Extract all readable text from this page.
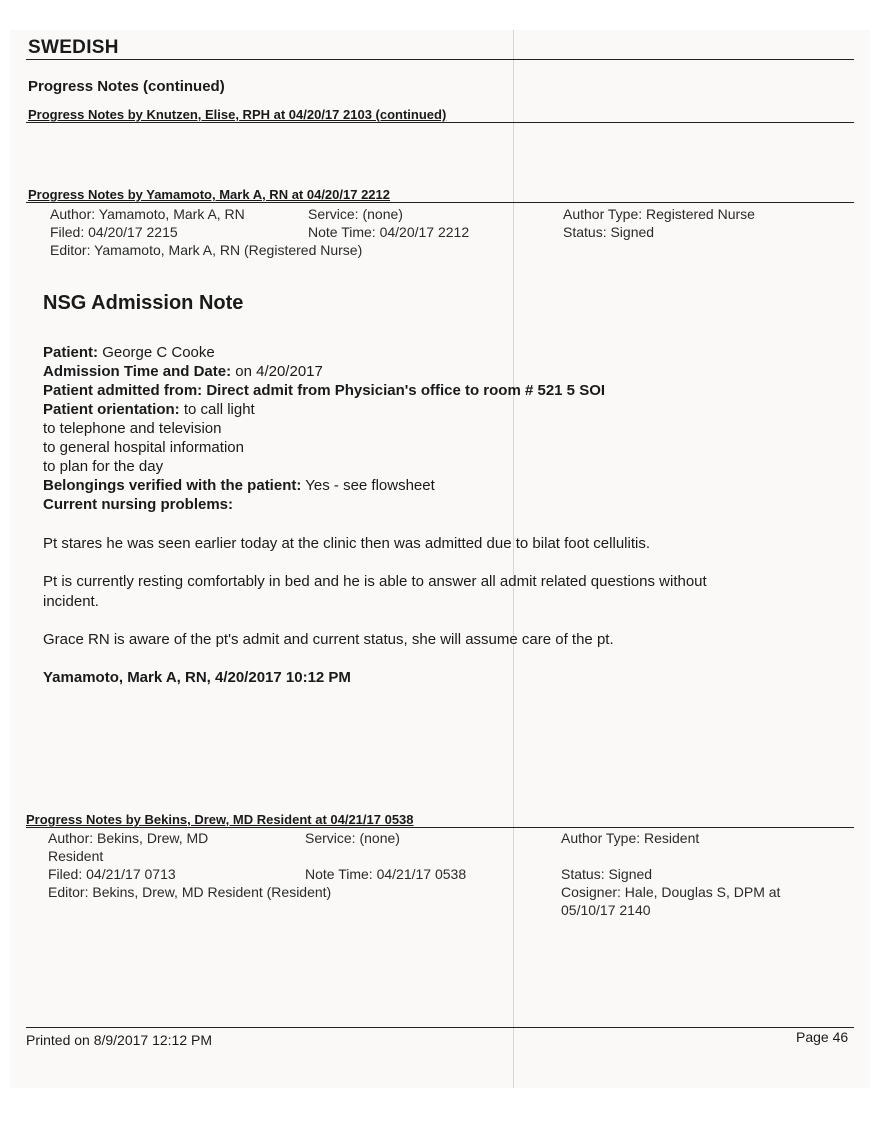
SWEDISH
Progress Notes (continued)
Progress Notes by Knutzen, Elise, RPH at 04/20/17 2103 (continued)
Progress Notes by Yamamoto, Mark A, RN at 04/20/17 2212
Author: Yamamoto, Mark A, RN	Service: (none)	Author Type: Registered Nurse
Filed: 04/20/17 2215	Note Time: 04/20/17 2212	Status: Signed
Editor: Yamamoto, Mark A, RN (Registered Nurse)
NSG Admission Note
Patient: George C Cooke
Admission Time and Date: on 4/20/2017
Patient admitted from: Direct admit from Physician's office to room # 521 5 SOI
Patient orientation: to call light
to telephone and television
to general hospital information
to plan for the day
Belongings verified with the patient: Yes - see flowsheet
Current nursing problems:
Pt stares he was seen earlier today at the clinic then was admitted due to bilat foot cellulitis.
Pt is currently resting comfortably in bed and he is able to answer all admit related questions without
incident.
Grace RN is aware of the pt's admit and current status, she will assume care of the pt.
Yamamoto, Mark A, RN, 4/20/2017 10:12 PM
Progress Notes by Bekins, Drew, MD Resident at 04/21/17 0538
Author: Bekins, Drew, MD
Resident
Service: (none)	Author Type: Resident
Filed: 04/21/17 0713	Note Time: 04/21/17 0538	Status: Signed
Editor: Bekins, Drew, MD Resident (Resident)	Cosigner: Hale, Douglas S, DPM at
05/10/17 2140
Printed on 8/9/2017 12:12 PM	Page 46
——————————
-- PROBLEM --
Return, from the data, each line that has the word "Mark" in it.

-- ANSWER TO THE EXERCISE --
Progress Notes by Yamamoto, Mark A, RN at 04/20/17 2212
Author: Yamamoto, Mark A, RN	Service: (none)	Author Type: Registered Nurse
Editor: Yamamoto, Mark A, RN (Registered Nurse)
Yamamoto, Mark A, RN, 4/20/2017 10:12 PM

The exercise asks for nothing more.